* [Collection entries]
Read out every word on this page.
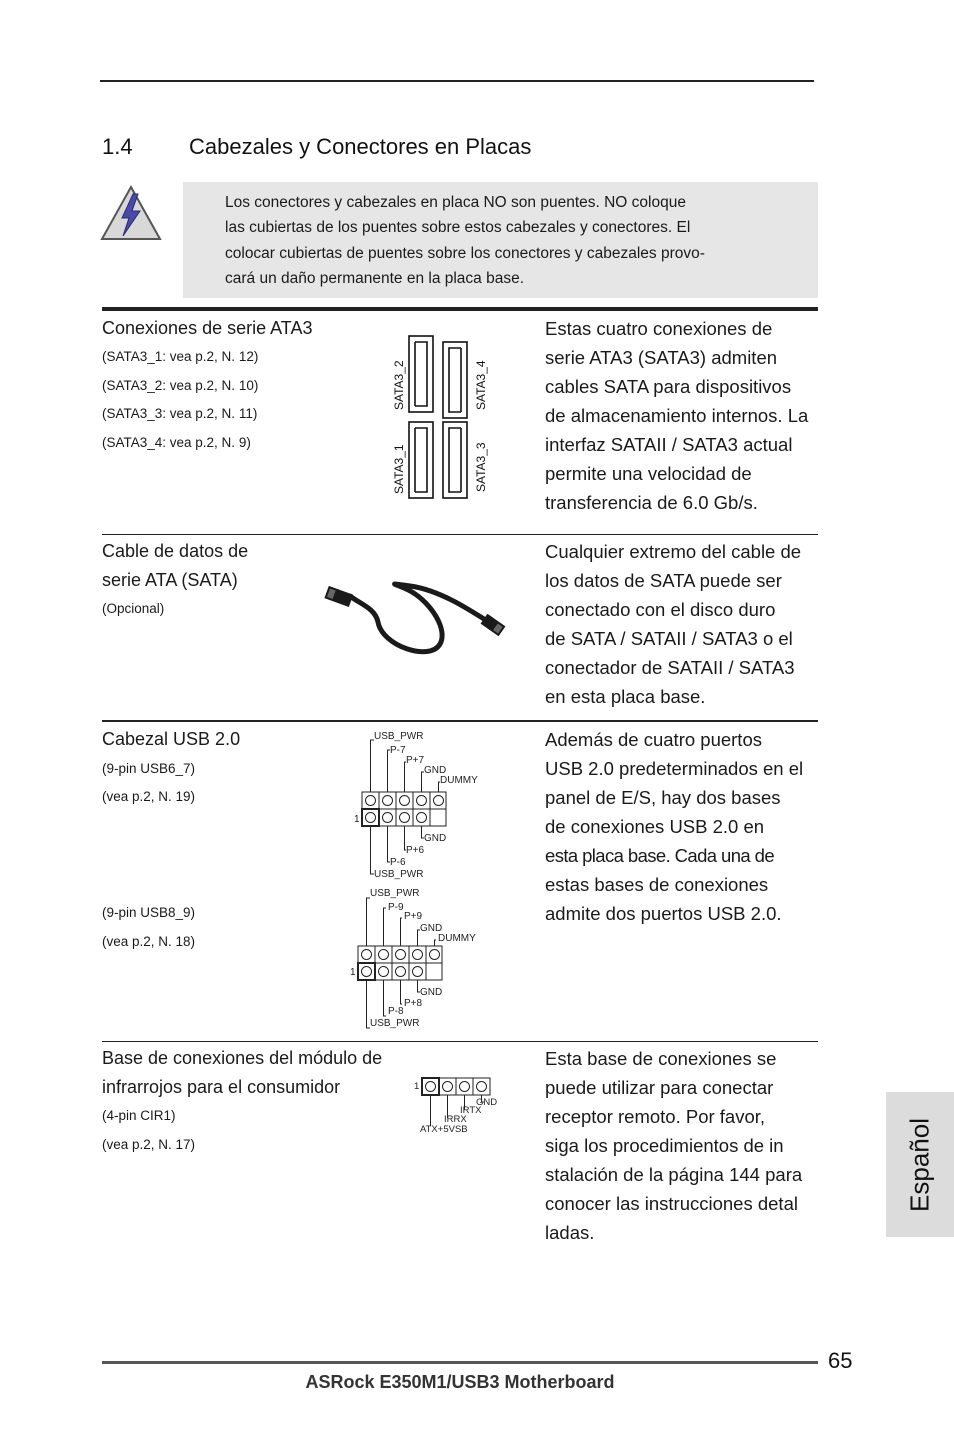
1.4	Cabezales y Conectores en Placas
Los conectores y cabezales en placa NO son puentes. NO coloque
las cubiertas de los puentes sobre estos cabezales y conectores. El
colocar cubiertas de puentes sobre los conectores y cabezales provo-
cará un daño permanente en la placa base.
Conexiones de serie ATA3
(SATA3_1: vea p.2, N. 12)
(SATA3_2: vea p.2, N. 10)
(SATA3_3: vea p.2, N. 11)
(SATA3_4: vea p.2, N. 9)
SATA3_2	SATA3_4
SATA3_1	SATA3_3
Estas cuatro conexiones de
serie ATA3 (SATA3) admiten
cables SATA para dispositivos
de almacenamiento internos. La
interfaz SATAII / SATA3 actual
permite una velocidad de
transferencia de 6.0 Gb/s.
Cable de datos de
serie ATA (SATA)
(Opcional)
Cualquier extremo del cable de
los datos de SATA puede ser
conectado con el disco duro
de SATA / SATAII / SATA3 o el
conectador de SATAII / SATA3
en esta placa base.
Cabezal USB 2.0
(9-pin USB6_7)
(vea p.2, N. 19)
(9-pin USB8_9)
(vea p.2, N. 18)
USB_PWR
P-7
P+7
GND
DUMMY
1
GND
P+6
P-6
USB_PWR
USB_PWR
P-9
P+9
GND
DUMMY
1
GND
P+8
P-8
USB_PWR
Además de cuatro puertos
USB 2.0 predeterminados en el
panel de E/S, hay dos bases
de conexiones USB 2.0 en
esta placa base. Cada una de
estas bases de conexiones
admite dos puertos USB 2.0.
Base de conexiones del módulo de
infrarrojos para el consumidor
(4-pin CIR1)
(vea p.2, N. 17)
1
GND
IRTX
IRRX
ATX+5VSB
Esta base de conexiones se
puede utilizar para conectar
receptor remoto. Por favor,
siga los procedimientos de in
stalación de la página 144 para
conocer las instrucciones detal
ladas.
Español
65
ASRock E350M1/USB3 Motherboard
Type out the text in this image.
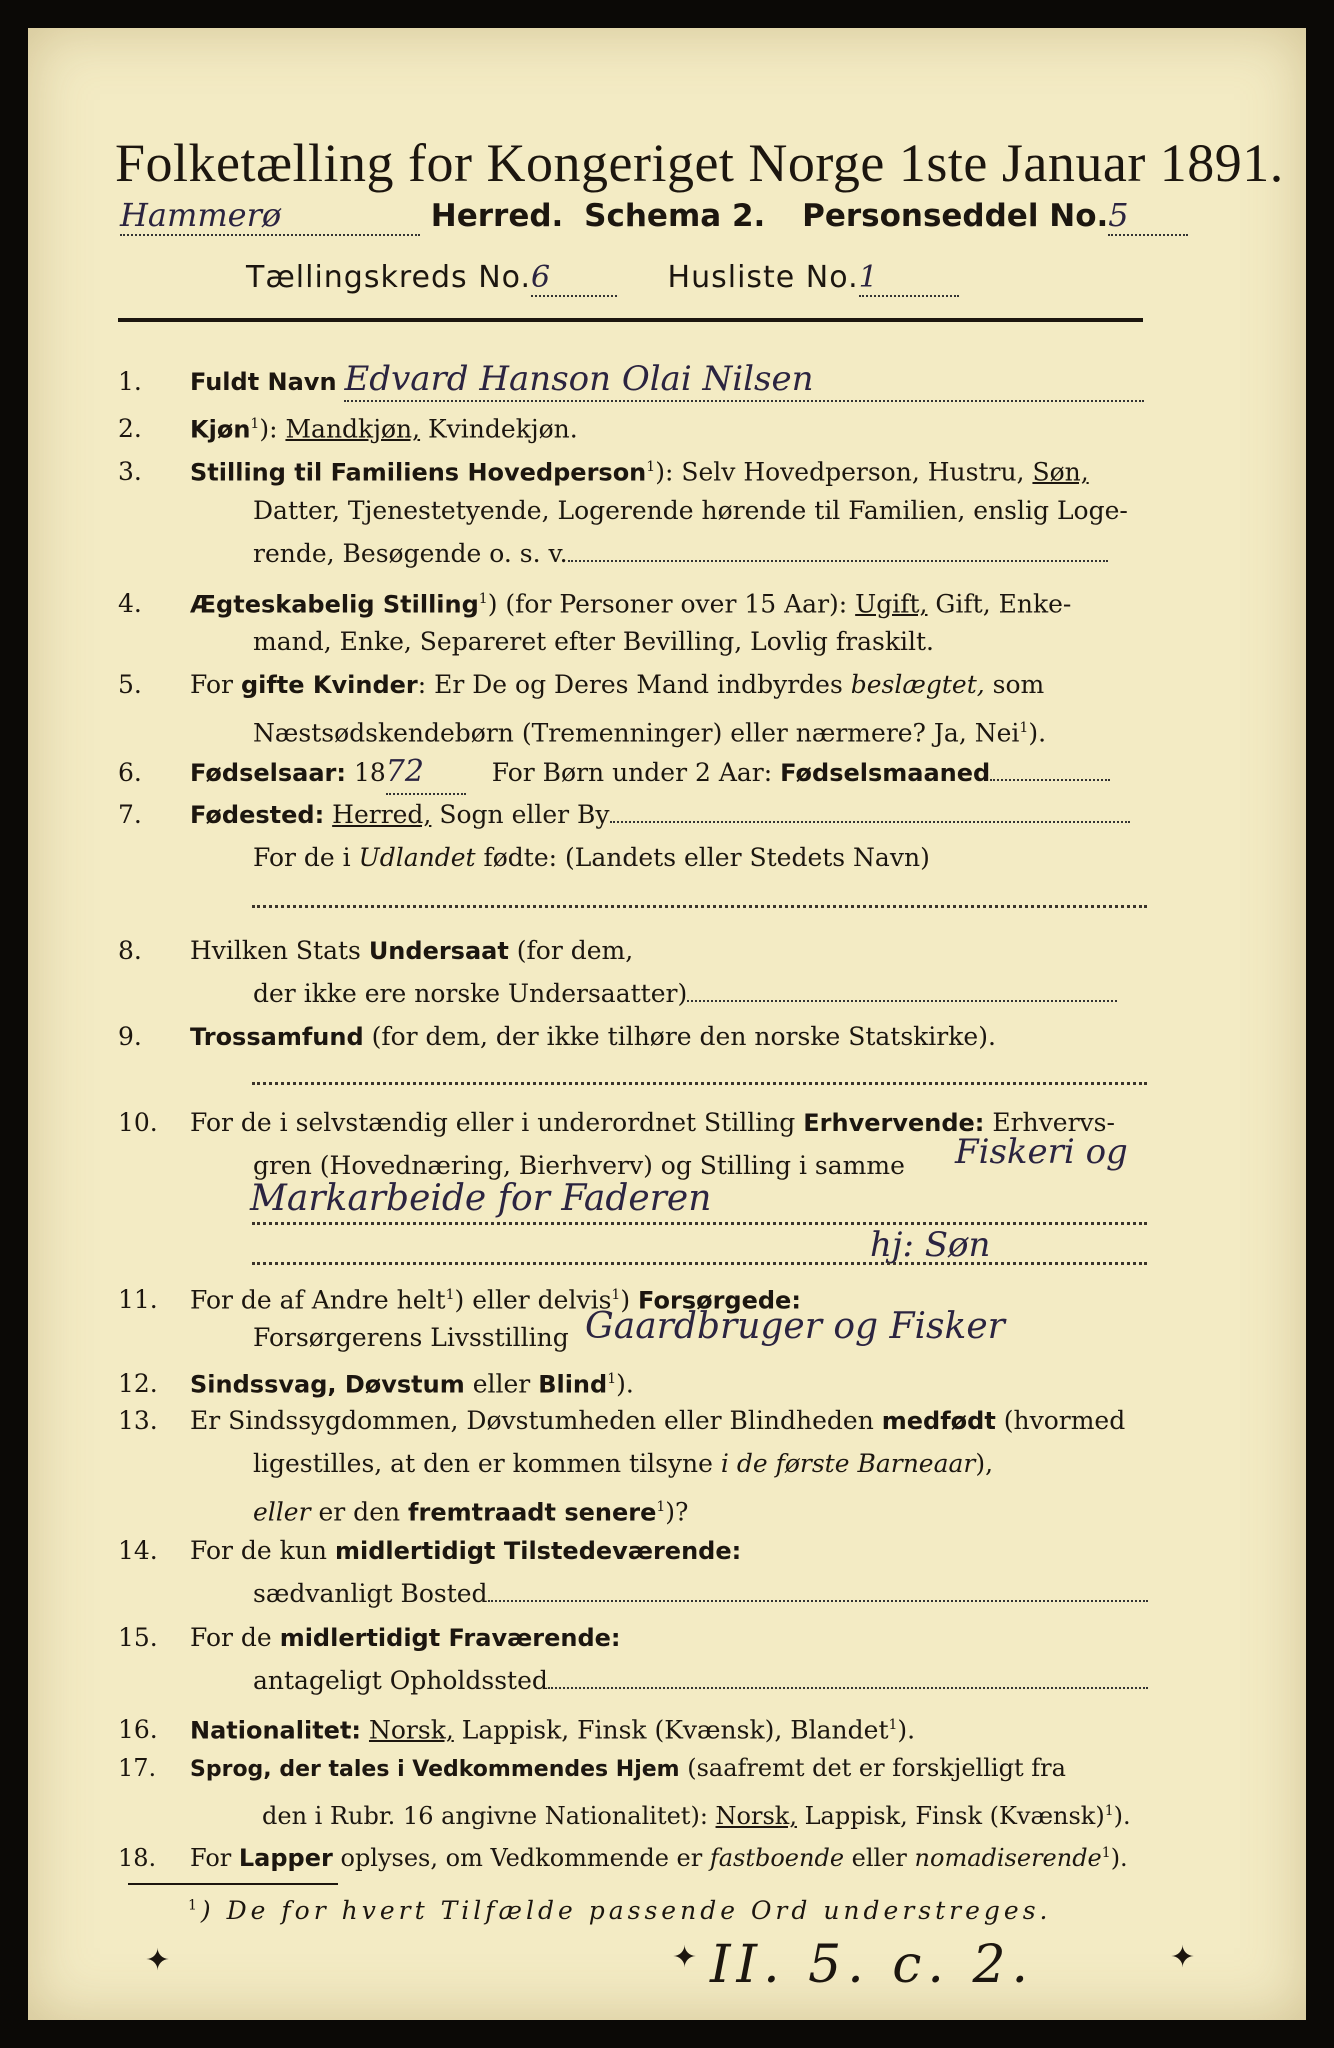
Folketælling for Kongeriget Norge 1ste Januar 1891.
Hammerø	Herred. Schema 2. Personseddel No.5
Tællingskreds No.6	Husliste No.1
1. Fuldt Navn Edvard Hanson Olai Nilsen
2. Kjøn$^1$): Mandkjøn, Kvindekjøn.
3. Stilling til Familiens Hovedperson$^1$): Selv Hovedperson, Hustru, Søn,
Datter, Tjenestetyende, Logerende hørende til Familien, enslig Loge-
rende, Besøgende o. s. v.
4. Ægteskabelig Stilling$^1$) (for Personer over 15 Aar): Ugift, Gift, Enke-
mand, Enke, Separeret efter Bevilling, Lovlig fraskilt.
5. For gifte Kvinder: Er De og Deres Mand indbyrdes beslægtet, som
Næstsødskendebørn (Tremenninger) eller nærmere? Ja, Nei$^1$).
6. Fødselsaar: 1872	For Børn under 2 Aar: Fødselsmaaned
7. Fødested: Herred, Sogn eller By
For de i Udlandet fødte: (Landets eller Stedets Navn)
8. Hvilken Stats Undersaat (for dem,
der ikke ere norske Undersaatter)
9. Trossamfund (for dem, der ikke tilhøre den norske Statskirke).
10. For de i selvstændig eller i underordnet Stilling Erhvervende: Erhvervs-
gren (Hovednæring, Bierhverv) og Stilling i samme	Fiskeri og
Markarbeide for Faderen
hj: Søn
11. For de af Andre helt$^1$) eller delvis$^1$) Forsørgede:
Forsørgerens Livsstilling Gaardbruger og Fisker
12. Sindssvag, Døvstum eller Blind$^1$).
13. Er Sindssygdommen, Døvstumheden eller Blindheden medfødt (hvormed
ligestilles, at den er kommen tilsyne i de første Barneaar),
eller er den fremtraadt senere$^1$)?
14. For de kun midlertidigt Tilstedeværende:
sædvanligt Bosted
15. For de midlertidigt Fraværende:
antageligt Opholdssted
16. Nationalitet: Norsk, Lappisk, Finsk (Kvænsk), Blandet$^1$).
17. Sprog, der tales i Vedkommendes Hjem (saafremt det er forskjelligt fra
den i Rubr. 16 angivne Nationalitet): Norsk, Lappisk, Finsk (Kvænsk)$^1$).
18. For Lapper oplyses, om Vedkommende er fastboende eller nomadiserende$^1$).
$^1$) De for hvert Tilfælde passende Ord understreges.
✦	✦	✦
II. 5. c. 2.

* [Description of the task] Look over the material above and show each line where "Lappisk" appears.

* [Solution to the exercise]
16. Nationalitet: Norsk, Lappisk, Finsk (Kvænsk), Blandet$^1$).
den i Rubr. 16 angivne Nationalitet): Norsk, Lappisk, Finsk (Kvænsk)$^1$).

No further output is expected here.